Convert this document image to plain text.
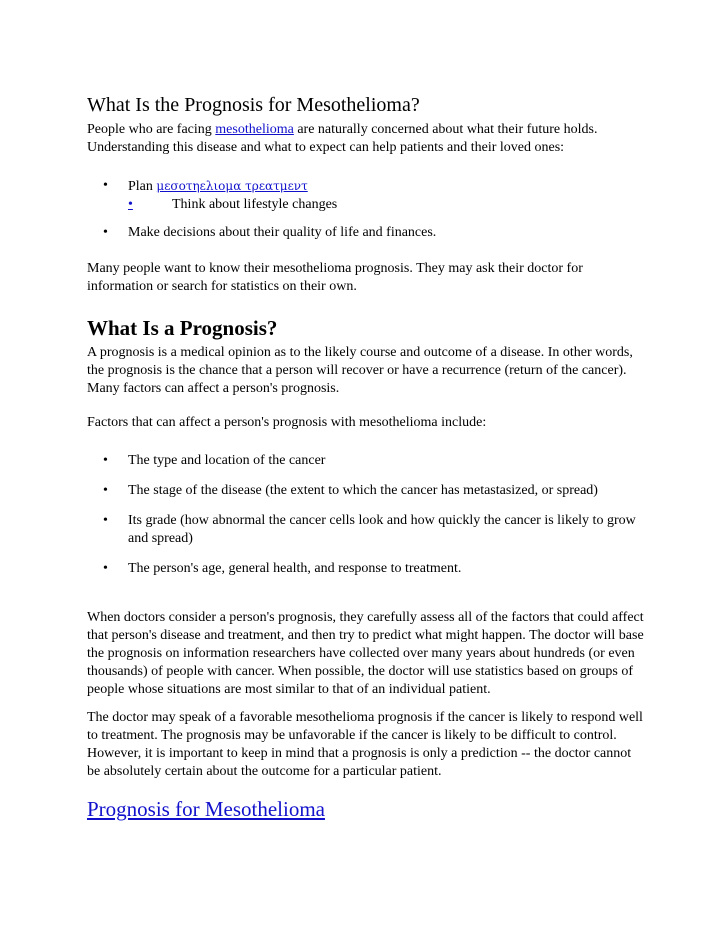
What Is the Prognosis for Mesothelioma?

People who are facing mesothelioma are naturally concerned about what their future holds. Understanding this disease and what to expect can help patients and their loved ones:

• Plan μεσοτηελιομα τρεατμεντ
•	Think about lifestyle changes
• Make decisions about their quality of life and finances.

Many people want to know their mesothelioma prognosis. They may ask their doctor for information or search for statistics on their own.

What Is a Prognosis?

A prognosis is a medical opinion as to the likely course and outcome of a disease. In other words, the prognosis is the chance that a person will recover or have a recurrence (return of the cancer). Many factors can affect a person's prognosis.

Factors that can affect a person's prognosis with mesothelioma include:

• The type and location of the cancer
• The stage of the disease (the extent to which the cancer has metastasized, or spread)
• Its grade (how abnormal the cancer cells look and how quickly the cancer is likely to grow and spread)
• The person's age, general health, and response to treatment.

When doctors consider a person's prognosis, they carefully assess all of the factors that could affect that person's disease and treatment, and then try to predict what might happen. The doctor will base the prognosis on information researchers have collected over many years about hundreds (or even thousands) of people with cancer. When possible, the doctor will use statistics based on groups of people whose situations are most similar to that of an individual patient.

The doctor may speak of a favorable mesothelioma prognosis if the cancer is likely to respond well to treatment. The prognosis may be unfavorable if the cancer is likely to be difficult to control. However, it is important to keep in mind that a prognosis is only a prediction -- the doctor cannot be absolutely certain about the outcome for a particular patient.

Prognosis for Mesothelioma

********

§ TASK INSTRUCTIONS
Scan the material above and copy every line that holds the string "spread".

§ EXERCISE RESPONSE
• The stage of the disease (the extent to which the cancer has metastasized, or spread)
• Its grade (how abnormal the cancer cells look and how quickly the cancer is likely to grow and spread)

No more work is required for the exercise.